■ TASK GOAL
Show all lines holding the string "sempre".

■ EXTRACTED ENTRIES
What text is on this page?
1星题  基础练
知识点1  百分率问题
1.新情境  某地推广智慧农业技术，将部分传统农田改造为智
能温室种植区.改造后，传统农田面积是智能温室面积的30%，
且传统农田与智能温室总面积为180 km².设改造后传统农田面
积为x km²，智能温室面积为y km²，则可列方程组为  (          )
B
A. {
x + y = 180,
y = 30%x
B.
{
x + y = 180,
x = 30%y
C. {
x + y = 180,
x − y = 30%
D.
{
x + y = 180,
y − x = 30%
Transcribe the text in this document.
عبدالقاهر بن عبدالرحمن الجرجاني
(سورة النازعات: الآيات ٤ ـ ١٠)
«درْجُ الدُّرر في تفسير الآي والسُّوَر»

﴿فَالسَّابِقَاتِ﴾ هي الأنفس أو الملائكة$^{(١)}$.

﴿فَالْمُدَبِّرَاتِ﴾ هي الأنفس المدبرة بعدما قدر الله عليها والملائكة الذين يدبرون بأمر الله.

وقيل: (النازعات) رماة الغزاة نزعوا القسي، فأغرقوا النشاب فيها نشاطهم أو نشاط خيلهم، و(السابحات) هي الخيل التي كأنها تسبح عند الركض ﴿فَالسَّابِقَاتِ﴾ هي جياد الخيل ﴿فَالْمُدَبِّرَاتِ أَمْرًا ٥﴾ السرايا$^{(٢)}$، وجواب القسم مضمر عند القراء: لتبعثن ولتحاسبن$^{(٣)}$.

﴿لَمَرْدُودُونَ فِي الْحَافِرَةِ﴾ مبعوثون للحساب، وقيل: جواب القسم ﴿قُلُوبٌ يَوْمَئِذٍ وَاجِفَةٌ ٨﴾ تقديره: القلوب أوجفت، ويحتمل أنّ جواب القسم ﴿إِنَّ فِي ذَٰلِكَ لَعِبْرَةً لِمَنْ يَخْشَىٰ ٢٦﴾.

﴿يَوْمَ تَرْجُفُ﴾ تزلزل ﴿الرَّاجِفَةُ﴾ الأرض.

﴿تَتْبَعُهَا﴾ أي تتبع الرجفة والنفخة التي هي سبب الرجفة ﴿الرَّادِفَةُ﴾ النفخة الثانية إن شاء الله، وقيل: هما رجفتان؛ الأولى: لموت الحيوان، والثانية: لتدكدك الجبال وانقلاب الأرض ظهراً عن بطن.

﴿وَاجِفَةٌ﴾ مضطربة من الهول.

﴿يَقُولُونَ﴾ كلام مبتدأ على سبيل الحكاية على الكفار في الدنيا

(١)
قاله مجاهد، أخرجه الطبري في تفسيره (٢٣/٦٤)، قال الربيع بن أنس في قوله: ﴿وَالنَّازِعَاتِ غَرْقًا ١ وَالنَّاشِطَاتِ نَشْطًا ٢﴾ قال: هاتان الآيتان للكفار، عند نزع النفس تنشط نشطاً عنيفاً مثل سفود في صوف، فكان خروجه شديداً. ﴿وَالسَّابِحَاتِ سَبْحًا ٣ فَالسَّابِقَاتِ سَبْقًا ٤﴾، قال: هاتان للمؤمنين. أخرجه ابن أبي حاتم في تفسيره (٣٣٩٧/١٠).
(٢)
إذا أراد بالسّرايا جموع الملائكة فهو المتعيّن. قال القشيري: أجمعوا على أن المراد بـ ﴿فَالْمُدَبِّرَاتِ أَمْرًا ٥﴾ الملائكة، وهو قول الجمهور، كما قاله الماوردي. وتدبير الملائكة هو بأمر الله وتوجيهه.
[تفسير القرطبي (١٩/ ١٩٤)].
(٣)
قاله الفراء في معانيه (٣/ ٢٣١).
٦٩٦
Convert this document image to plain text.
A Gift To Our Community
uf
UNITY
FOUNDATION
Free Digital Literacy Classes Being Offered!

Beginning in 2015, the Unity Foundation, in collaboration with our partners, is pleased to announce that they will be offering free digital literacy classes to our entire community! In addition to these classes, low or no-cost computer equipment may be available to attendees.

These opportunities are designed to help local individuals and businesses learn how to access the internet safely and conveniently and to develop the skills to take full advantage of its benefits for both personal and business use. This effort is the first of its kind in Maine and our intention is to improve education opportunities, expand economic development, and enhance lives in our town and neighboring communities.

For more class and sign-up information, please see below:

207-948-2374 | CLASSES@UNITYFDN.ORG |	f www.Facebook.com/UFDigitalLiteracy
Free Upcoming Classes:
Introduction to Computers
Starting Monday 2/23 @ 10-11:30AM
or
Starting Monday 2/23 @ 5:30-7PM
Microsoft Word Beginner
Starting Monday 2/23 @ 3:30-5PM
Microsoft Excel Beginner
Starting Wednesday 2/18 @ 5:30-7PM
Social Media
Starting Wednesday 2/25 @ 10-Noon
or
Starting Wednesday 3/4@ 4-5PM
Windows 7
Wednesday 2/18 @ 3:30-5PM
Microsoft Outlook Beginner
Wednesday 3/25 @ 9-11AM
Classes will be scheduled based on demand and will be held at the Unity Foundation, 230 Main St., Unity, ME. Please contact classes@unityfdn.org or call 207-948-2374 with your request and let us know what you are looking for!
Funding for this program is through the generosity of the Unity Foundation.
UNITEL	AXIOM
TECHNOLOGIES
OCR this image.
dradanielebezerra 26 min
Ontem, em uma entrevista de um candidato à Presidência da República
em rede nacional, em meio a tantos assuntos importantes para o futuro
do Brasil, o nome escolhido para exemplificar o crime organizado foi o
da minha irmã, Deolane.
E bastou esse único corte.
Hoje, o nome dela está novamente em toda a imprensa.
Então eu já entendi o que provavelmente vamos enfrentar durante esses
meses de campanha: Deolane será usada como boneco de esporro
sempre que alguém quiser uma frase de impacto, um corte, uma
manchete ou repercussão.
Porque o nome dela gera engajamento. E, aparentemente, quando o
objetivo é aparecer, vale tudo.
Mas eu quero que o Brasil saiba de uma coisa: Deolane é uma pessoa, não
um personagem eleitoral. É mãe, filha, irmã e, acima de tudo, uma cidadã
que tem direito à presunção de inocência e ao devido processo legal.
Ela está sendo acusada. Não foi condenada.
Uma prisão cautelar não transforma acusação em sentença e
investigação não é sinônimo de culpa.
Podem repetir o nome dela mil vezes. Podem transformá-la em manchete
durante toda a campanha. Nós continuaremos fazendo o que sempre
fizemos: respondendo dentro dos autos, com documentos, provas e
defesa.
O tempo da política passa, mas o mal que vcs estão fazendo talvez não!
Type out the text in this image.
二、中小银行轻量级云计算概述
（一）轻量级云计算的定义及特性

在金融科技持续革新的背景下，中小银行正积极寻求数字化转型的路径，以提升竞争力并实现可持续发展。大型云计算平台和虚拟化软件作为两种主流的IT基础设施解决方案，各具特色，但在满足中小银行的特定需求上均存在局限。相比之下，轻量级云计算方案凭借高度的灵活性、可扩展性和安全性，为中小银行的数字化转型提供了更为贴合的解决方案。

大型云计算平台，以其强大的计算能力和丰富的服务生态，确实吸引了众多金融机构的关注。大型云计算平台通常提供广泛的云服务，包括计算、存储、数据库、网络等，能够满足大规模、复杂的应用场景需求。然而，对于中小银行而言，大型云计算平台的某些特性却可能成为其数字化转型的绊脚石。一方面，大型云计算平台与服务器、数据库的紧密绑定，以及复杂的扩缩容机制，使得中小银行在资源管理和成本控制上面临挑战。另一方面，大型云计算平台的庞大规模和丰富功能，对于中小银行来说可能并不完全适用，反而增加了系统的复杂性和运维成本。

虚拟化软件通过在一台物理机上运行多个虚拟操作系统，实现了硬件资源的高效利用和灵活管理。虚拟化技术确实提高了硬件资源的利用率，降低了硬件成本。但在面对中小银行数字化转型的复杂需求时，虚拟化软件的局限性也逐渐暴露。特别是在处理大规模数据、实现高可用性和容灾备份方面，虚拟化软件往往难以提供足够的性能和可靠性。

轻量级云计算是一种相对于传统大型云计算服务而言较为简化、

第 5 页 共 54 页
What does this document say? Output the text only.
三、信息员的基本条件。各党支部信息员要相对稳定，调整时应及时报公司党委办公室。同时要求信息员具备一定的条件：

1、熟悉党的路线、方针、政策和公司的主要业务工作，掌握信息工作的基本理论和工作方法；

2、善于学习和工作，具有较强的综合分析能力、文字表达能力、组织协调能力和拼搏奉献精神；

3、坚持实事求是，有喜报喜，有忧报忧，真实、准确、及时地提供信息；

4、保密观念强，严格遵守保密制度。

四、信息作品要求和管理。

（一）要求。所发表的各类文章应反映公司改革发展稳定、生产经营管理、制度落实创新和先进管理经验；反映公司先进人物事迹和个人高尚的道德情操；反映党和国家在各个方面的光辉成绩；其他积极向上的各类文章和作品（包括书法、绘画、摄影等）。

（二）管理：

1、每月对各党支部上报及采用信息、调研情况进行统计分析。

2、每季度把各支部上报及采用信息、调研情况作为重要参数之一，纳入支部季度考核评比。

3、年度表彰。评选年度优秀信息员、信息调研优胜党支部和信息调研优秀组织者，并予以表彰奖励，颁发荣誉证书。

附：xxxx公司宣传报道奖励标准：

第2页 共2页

■ CORRECT RESULT
sempre que alguém quiser uma frase de impacto, um corte, uma
durante toda a campanha. Nós continuaremos fazendo o que sempre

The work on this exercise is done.